### SUPPLIED RECORDS:

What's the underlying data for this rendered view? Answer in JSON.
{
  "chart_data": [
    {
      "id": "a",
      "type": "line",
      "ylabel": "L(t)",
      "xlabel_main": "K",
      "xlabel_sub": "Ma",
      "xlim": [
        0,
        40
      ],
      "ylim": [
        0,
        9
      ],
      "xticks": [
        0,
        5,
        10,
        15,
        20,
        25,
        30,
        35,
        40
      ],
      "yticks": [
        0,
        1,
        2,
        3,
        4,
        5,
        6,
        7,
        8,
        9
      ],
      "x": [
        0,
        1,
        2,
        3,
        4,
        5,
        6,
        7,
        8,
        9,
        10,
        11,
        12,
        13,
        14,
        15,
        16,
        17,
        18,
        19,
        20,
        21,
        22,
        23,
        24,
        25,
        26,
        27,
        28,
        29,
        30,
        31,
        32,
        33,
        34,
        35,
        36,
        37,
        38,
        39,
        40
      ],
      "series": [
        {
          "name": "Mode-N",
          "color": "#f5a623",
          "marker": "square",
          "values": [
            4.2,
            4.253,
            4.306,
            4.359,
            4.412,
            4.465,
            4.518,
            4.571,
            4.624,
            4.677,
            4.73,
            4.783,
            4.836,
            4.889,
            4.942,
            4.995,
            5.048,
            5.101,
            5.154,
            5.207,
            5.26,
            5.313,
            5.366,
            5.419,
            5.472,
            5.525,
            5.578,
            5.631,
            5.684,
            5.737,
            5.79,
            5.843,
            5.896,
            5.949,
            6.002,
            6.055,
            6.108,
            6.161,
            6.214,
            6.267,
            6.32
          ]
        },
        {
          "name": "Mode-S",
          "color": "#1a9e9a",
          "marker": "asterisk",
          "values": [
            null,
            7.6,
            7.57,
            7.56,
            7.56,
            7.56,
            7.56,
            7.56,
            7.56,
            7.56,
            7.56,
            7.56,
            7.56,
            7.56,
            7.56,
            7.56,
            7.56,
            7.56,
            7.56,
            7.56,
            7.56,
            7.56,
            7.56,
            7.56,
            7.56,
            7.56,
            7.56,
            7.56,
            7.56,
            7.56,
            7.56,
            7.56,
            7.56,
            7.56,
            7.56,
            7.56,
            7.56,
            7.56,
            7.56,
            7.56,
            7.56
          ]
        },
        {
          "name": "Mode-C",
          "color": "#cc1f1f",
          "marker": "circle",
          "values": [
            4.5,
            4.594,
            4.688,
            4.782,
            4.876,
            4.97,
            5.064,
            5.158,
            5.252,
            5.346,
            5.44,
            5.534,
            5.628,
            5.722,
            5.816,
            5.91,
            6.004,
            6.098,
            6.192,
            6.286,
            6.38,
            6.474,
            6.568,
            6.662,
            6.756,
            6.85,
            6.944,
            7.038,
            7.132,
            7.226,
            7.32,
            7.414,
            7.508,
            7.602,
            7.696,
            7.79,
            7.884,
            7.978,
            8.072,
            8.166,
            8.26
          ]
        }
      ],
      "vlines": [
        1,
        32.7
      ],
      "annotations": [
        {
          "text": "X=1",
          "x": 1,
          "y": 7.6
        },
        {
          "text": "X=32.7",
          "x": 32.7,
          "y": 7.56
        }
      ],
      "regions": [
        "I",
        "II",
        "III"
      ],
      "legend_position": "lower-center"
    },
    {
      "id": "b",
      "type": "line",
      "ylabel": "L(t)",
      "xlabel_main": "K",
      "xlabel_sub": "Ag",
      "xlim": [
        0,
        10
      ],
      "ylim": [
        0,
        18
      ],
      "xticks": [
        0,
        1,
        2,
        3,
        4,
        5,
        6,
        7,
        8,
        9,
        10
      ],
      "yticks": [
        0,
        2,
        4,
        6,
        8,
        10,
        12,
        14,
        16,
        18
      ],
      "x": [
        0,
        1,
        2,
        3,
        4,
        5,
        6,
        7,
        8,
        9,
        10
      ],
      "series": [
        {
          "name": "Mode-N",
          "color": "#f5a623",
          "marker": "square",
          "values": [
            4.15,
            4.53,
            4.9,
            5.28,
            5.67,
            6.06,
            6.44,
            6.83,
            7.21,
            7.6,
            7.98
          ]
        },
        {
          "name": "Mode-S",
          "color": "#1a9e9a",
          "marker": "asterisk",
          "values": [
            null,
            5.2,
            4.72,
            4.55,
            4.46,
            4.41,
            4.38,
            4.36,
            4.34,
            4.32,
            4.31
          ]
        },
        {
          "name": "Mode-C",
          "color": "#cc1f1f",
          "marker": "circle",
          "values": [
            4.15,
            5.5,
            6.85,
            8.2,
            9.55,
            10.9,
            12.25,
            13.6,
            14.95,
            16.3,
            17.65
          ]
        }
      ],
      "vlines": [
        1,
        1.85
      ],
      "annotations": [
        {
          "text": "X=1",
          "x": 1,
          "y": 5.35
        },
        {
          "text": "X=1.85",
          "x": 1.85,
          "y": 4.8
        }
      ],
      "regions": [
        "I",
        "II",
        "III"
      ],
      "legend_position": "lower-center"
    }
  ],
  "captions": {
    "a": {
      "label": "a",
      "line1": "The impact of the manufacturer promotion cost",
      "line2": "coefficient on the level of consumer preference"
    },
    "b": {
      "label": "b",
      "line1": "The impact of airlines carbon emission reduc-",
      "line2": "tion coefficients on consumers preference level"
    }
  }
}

### EXERCISE REQUIREMENTS:
Copy out the whole listing exactly.

### TASK RESPONSE:
What's the underlying data for this rendered view? Answer in JSON.
{
  "chart_data": [
    {
      "id": "a",
      "type": "line",
      "ylabel": "L(t)",
      "xlabel_main": "K",
      "xlabel_sub": "Ma",
      "xlim": [
        0,
        40
      ],
      "ylim": [
        0,
        9
      ],
      "xticks": [
        0,
        5,
        10,
        15,
        20,
        25,
        30,
        35,
        40
      ],
      "yticks": [
        0,
        1,
        2,
        3,
        4,
        5,
        6,
        7,
        8,
        9
      ],
      "x": [
        0,
        1,
        2,
        3,
        4,
        5,
        6,
        7,
        8,
        9,
        10,
        11,
        12,
        13,
        14,
        15,
        16,
        17,
        18,
        19,
        20,
        21,
        22,
        23,
        24,
        25,
        26,
        27,
        28,
        29,
        30,
        31,
        32,
        33,
        34,
        35,
        36,
        37,
        38,
        39,
        40
      ],
      "series": [
        {
          "name": "Mode-N",
          "color": "#f5a623",
          "marker": "square",
          "values": [
            4.2,
            4.253,
            4.306,
            4.359,
            4.412,
            4.465,
            4.518,
            4.571,
            4.624,
            4.677,
            4.73,
            4.783,
            4.836,
            4.889,
            4.942,
            4.995,
            5.048,
            5.101,
            5.154,
            5.207,
            5.26,
            5.313,
            5.366,
            5.419,
            5.472,
            5.525,
            5.578,
            5.631,
            5.684,
            5.737,
            5.79,
            5.843,
            5.896,
            5.949,
            6.002,
            6.055,
            6.108,
            6.161,
            6.214,
            6.267,
            6.32
          ]
        },
        {
          "name": "Mode-S",
          "color": "#1a9e9a",
          "marker": "asterisk",
          "values": [
            null,
            7.6,
            7.57,
            7.56,
            7.56,
            7.56,
            7.56,
            7.56,
            7.56,
            7.56,
            7.56,
            7.56,
            7.56,
            7.56,
            7.56,
            7.56,
            7.56,
            7.56,
            7.56,
            7.56,
            7.56,
            7.56,
            7.56,
            7.56,
            7.56,
            7.56,
            7.56,
            7.56,
            7.56,
            7.56,
            7.56,
            7.56,
            7.56,
            7.56,
            7.56,
            7.56,
            7.56,
            7.56,
            7.56,
            7.56,
            7.56
          ]
        },
        {
          "name": "Mode-C",
          "color": "#cc1f1f",
          "marker": "circle",
          "values": [
            4.5,
            4.594,
            4.688,
            4.782,
            4.876,
            4.97,
            5.064,
            5.158,
            5.252,
            5.346,
            5.44,
            5.534,
            5.628,
            5.722,
            5.816,
            5.91,
            6.004,
            6.098,
            6.192,
            6.286,
            6.38,
            6.474,
            6.568,
            6.662,
            6.756,
            6.85,
            6.944,
            7.038,
            7.132,
            7.226,
            7.32,
            7.414,
            7.508,
            7.602,
            7.696,
            7.79,
            7.884,
            7.978,
            8.072,
            8.166,
            8.26
          ]
        }
      ],
      "vlines": [
        1,
        32.7
      ],
      "annotations": [
        {
          "text": "X=1",
          "x": 1,
          "y": 7.6
        },
        {
          "text": "X=32.7",
          "x": 32.7,
          "y": 7.56
        }
      ],
      "regions": [
        "I",
        "II",
        "III"
      ],
      "legend_position": "lower-center"
    },
    {
      "id": "b",
      "type": "line",
      "ylabel": "L(t)",
      "xlabel_main": "K",
      "xlabel_sub": "Ag",
      "xlim": [
        0,
        10
      ],
      "ylim": [
        0,
        18
      ],
      "xticks": [
        0,
        1,
        2,
        3,
        4,
        5,
        6,
        7,
        8,
        9,
        10
      ],
      "yticks": [
        0,
        2,
        4,
        6,
        8,
        10,
        12,
        14,
        16,
        18
      ],
      "x": [
        0,
        1,
        2,
        3,
        4,
        5,
        6,
        7,
        8,
        9,
        10
      ],
      "series": [
        {
          "name": "Mode-N",
          "color": "#f5a623",
          "marker": "square",
          "values": [
            4.15,
            4.53,
            4.9,
            5.28,
            5.67,
            6.06,
            6.44,
            6.83,
            7.21,
            7.6,
            7.98
          ]
        },
        {
          "name": "Mode-S",
          "color": "#1a9e9a",
          "marker": "asterisk",
          "values": [
            null,
            5.2,
            4.72,
            4.55,
            4.46,
            4.41,
            4.38,
            4.36,
            4.34,
            4.32,
            4.31
          ]
        },
        {
          "name": "Mode-C",
          "color": "#cc1f1f",
          "marker": "circle",
          "values": [
            4.15,
            5.5,
            6.85,
            8.2,
            9.55,
            10.9,
            12.25,
            13.6,
            14.95,
            16.3,
            17.65
          ]
        }
      ],
      "vlines": [
        1,
        1.85
      ],
      "annotations": [
        {
          "text": "X=1",
          "x": 1,
          "y": 5.35
        },
        {
          "text": "X=1.85",
          "x": 1.85,
          "y": 4.8
        }
      ],
      "regions": [
        "I",
        "II",
        "III"
      ],
      "legend_position": "lower-center"
    }
  ],
  "captions": {
    "a": {
      "label": "a",
      "line1": "The impact of the manufacturer promotion cost",
      "line2": "coefficient on the level of consumer preference"
    },
    "b": {
      "label": "b",
      "line1": "The impact of airlines carbon emission reduc-",
      "line2": "tion coefficients on consumers preference level"
    }
  }
}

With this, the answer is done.